## Task list:
a: From the article on math teaching, list every math curriculum it names by name.
b: Print the part of the article on math teaching that runs from "The researchers found" down to "all that different.".
c: Answer these questions using the article on math teaching:
(i) At which university are Kaminski and her colleagues?
(ii) Besides 11 year old children, for whom did the researchers' results hold?
(iii) In how many classrooms is the Everyday Math curriculum used?

Do you find yourself staring at your third graders math homework wondering what it is all about, even though you have an advanced degree in mathematics? Does your child jump from topic to topic in math without ever being able to master anything? Do the words spiraling, lattice multiplication, everyday math or conceptual math seem familiar? If you answered ‘yes’ to any of those questions your child may be part of one of the most lamentable education experiments ever conducted in the past 25 years. An experiment, that has parents, students and teachers up in arms in multiple states across the nation.
Yet, for many years, no one thought to conduct a randomized controlled study to understand whether this new ‘fuzzy’ math actually helps children learn mathematics. That is, no one until Dr. Kaminski and her colleagues at Ohio State University decided to challenge the common practice in many classrooms across the country of teaching mathematical concepts and facts by using “real-world” concrete examples.
Kaminski and her colleagues found that students who learn mathematics using abstract rules and facts are able to easily transfer their knowledge to a variety of situations in comparison to students learning math using ‘real world’ examples. In their view ‘real world’ examples tend to distract the learner from learning the underlying mathematical principle.
For example, there is the classic problem of two trains that leave different cities heading toward each other at different speeds.
Students are asked to figure out when the two trains will meet.“The danger with teaching using this example is that many students only learn how to solve the problem with the trains,” Kaminski said.
“If students are later given a problem using the same mathematical principles, but about rising water levels instead of trains, that knowledge just doesn’t seem to transfer,” she said.
“It is very difficult to extract mathematical principles from story problems,” Sloutsky added. “Story problems could be an incredible instrument for testing what was learned. But they are bad instruments for teaching.”
The researchers found that their results held for undergraduate students as well as 11 year old children. Their findings are at odds with the popular and enduring assumption held by many math educators that only concrete examples help children understand math. Kaminski et al., are repeating this experiment with elementary school children. They believe that the results are not likely to be all that different.
What does this all mean? Twenty five years ago, the University of Chicago Math Project with support from the National Council of Teachers of Mathematics (NCTM) and the National Science Foundation NSF, came up with the new ‘constructivist’ or ‘integrated’ math curriculum that emphasized understanding math concepts, constructing math rules from ‘real world’ examples, dismissing rote memorization of math facts like multiplication tables, throwing out ‘carry-over addition’ and other traditional ways of doing math and approving the use of calculators even in first grade classrooms.
The Everyday Math curriculum proposed by the University of Chicago is used in 175,000 classrooms and by 2.8 million elementary school students. Its counterparts are the Connected Math in middle school and Core-Plus Math in high school (names may differ from state to state). This math system rejects traditional math methods (the way we learned math in school) and seeks to integrate conceptual methodologies and connections to the ‘real world’ with math facts.
Today, more freshmen coming into college are taking remedial math than ever before in the history of US education. US students rank considerably lower than many other nations in math as assessed by the Trends in International Mathematics and Science Study. Across the country, there are angry parents and students who have been forced to turn to tutoring, after school math remedial programs, drilling at home or changing schools to avoid the integrated math curriculum and provide students with the math education they should be getting at school.

## Data shown:
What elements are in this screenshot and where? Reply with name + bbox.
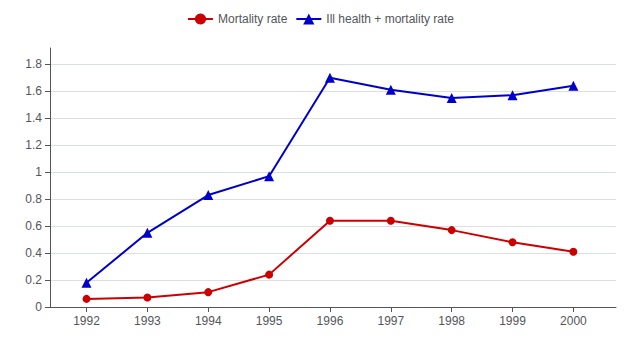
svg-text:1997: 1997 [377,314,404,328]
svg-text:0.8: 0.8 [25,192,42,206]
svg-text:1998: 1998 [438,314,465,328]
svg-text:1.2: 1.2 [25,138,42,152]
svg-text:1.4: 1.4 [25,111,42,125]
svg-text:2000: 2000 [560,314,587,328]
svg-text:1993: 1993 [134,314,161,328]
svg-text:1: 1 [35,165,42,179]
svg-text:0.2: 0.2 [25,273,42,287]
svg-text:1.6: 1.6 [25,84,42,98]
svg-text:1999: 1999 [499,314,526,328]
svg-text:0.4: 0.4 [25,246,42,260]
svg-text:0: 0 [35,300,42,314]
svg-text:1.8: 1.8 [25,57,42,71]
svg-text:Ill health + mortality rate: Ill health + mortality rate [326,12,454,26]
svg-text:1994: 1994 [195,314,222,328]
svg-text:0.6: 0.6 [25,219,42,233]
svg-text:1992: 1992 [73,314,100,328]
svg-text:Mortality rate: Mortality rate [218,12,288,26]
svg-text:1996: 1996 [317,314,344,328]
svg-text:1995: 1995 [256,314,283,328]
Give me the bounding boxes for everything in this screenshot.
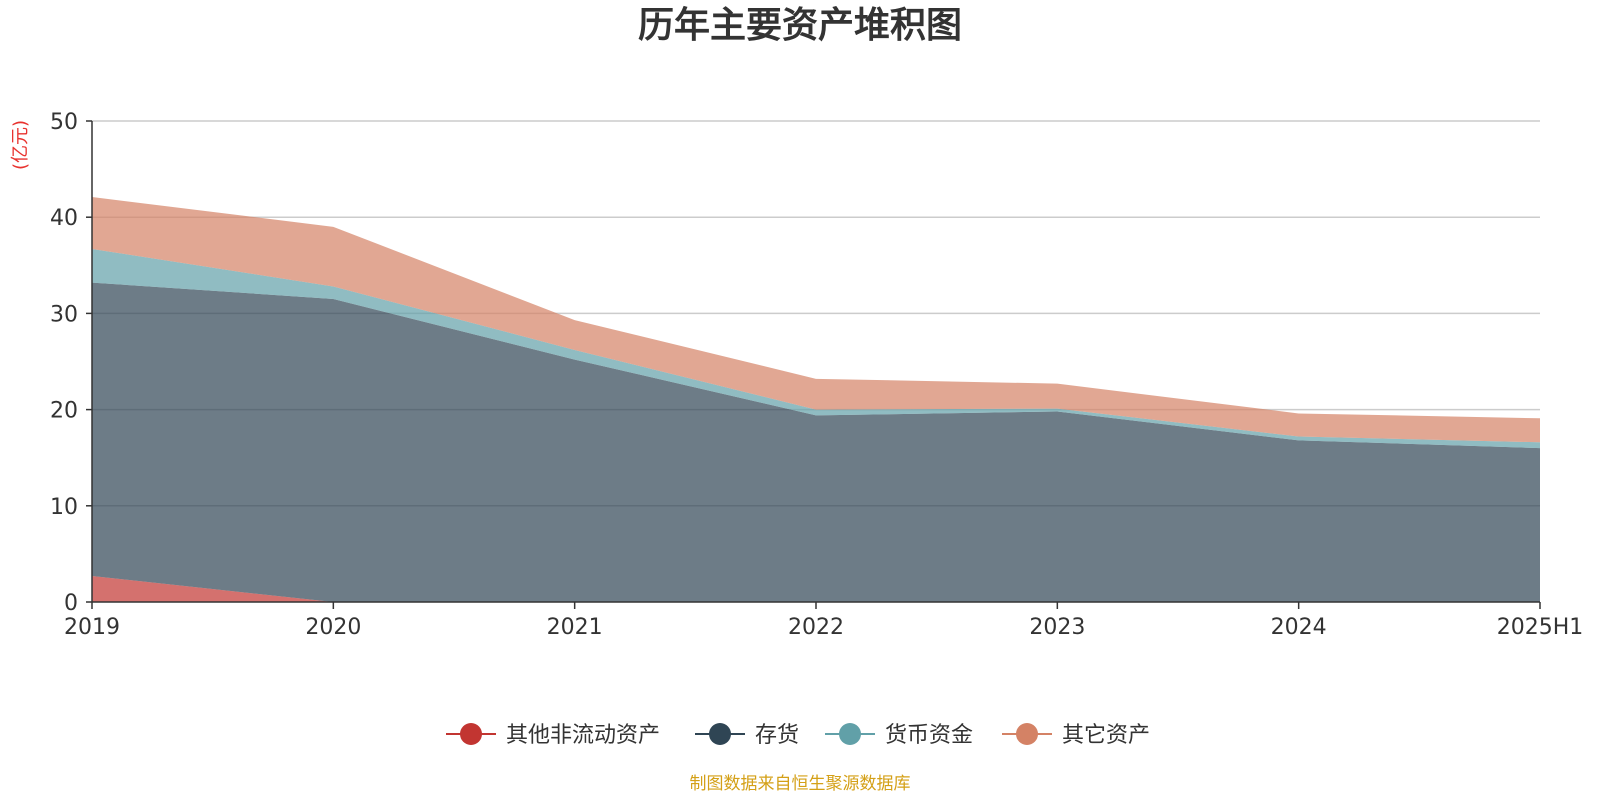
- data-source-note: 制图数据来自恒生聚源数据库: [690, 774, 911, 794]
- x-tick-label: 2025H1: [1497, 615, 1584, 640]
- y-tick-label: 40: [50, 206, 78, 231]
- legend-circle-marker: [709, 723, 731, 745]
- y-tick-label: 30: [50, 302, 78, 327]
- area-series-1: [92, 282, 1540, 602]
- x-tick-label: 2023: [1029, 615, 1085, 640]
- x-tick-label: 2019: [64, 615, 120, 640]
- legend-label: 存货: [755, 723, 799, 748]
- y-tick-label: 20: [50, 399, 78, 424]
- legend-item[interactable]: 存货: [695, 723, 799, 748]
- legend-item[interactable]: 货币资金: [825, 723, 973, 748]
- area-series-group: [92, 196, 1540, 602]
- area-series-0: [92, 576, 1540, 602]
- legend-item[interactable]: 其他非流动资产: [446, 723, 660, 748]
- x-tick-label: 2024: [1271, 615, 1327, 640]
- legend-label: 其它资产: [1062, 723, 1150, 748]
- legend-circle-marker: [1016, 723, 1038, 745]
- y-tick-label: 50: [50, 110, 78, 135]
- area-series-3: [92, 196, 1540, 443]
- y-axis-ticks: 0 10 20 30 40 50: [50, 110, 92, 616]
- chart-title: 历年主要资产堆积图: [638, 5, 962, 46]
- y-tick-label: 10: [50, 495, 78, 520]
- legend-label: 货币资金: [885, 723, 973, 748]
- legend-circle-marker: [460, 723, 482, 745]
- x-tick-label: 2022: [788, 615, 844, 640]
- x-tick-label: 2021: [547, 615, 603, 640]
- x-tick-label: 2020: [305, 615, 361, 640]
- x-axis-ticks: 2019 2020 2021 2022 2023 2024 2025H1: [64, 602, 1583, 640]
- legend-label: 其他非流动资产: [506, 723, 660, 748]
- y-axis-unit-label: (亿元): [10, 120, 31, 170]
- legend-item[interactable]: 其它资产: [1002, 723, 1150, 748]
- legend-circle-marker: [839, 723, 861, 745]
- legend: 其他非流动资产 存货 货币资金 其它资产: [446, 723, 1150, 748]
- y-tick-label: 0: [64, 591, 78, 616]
...
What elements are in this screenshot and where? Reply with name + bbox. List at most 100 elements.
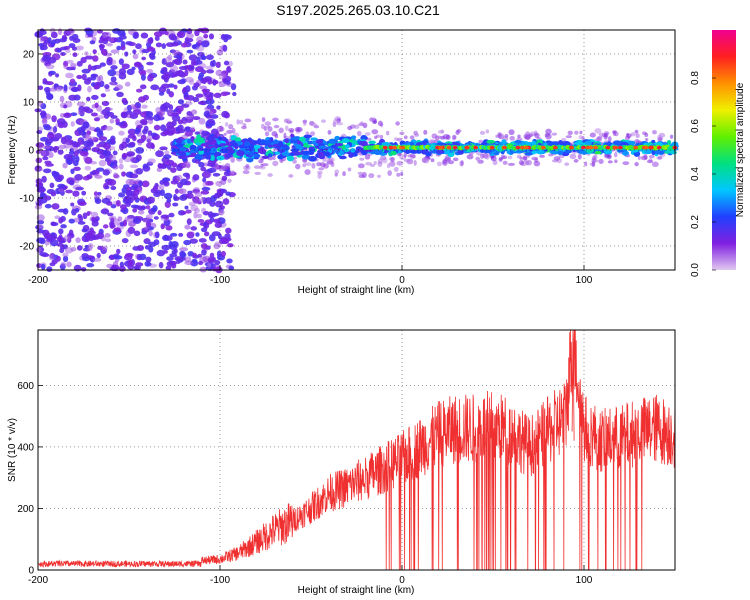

## Task results:
a: Everyday Math, Connected Math, Core-Plus Math

b:
The researchers found that their results held for undergraduate students as well as 11 year old children. Their findings are at odds with the popular and enduring assumption held by many math educators that only concrete examples help children understand math. Kaminski et al., are repeating this experiment with elementary school children. They believe that the results are not likely to be all that different.

c:
(i) Ohio State University
(ii) Undergraduate students
(iii) 175,000 classrooms